Stated problem = Filter this data down to the lines that hold "膈肌收缩", and copy them.

-- start Extracted material --

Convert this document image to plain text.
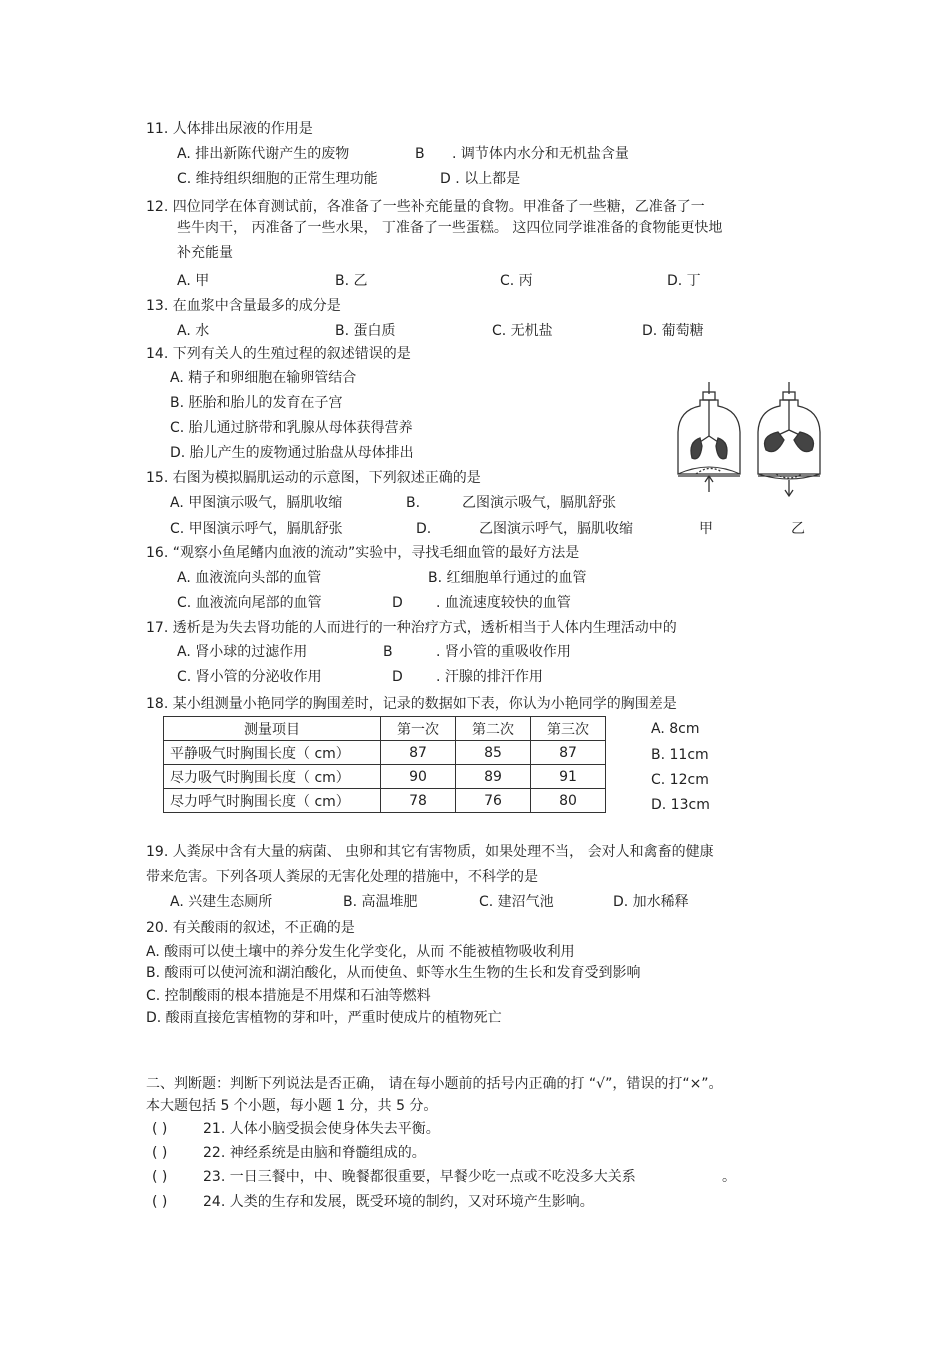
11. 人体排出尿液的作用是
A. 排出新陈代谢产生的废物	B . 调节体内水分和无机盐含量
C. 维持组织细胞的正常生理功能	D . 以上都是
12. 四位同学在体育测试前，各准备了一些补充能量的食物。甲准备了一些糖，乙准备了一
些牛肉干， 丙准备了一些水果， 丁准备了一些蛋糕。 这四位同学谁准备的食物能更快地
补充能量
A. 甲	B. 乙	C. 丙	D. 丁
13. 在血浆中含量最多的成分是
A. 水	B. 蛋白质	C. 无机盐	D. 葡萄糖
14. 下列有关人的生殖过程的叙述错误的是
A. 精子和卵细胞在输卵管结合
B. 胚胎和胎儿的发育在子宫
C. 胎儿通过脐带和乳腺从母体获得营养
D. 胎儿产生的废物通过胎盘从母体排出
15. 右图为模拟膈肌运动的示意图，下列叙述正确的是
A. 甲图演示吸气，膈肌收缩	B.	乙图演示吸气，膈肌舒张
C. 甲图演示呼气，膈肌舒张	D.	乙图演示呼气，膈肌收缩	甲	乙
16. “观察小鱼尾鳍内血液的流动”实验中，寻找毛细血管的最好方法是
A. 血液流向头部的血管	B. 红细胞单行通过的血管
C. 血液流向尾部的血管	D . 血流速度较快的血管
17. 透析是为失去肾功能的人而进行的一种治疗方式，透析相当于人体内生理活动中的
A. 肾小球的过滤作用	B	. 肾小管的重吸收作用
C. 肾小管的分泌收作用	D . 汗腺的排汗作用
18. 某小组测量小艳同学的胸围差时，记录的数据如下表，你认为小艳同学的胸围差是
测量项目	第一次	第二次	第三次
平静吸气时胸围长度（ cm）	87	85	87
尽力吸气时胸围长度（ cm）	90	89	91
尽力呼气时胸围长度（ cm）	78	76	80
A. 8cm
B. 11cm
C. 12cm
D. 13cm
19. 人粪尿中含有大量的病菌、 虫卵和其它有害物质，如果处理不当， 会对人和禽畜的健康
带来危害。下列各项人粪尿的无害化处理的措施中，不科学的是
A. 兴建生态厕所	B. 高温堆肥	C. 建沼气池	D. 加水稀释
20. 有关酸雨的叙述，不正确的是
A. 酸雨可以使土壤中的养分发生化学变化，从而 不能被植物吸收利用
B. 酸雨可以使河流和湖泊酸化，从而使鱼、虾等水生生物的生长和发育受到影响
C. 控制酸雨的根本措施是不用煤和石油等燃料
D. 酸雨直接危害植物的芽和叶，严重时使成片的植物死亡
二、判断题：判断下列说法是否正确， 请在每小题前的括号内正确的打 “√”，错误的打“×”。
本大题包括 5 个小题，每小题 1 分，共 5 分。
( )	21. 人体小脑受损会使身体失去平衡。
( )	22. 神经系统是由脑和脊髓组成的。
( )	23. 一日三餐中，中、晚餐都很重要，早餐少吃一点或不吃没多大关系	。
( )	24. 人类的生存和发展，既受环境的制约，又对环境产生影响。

-- end Extracted material --

Finished exercise =
A. 甲图演示吸气，膈肌收缩	B.	乙图演示吸气，膈肌舒张
C. 甲图演示呼气，膈肌舒张	D.	乙图演示呼气，膈肌收缩	甲	乙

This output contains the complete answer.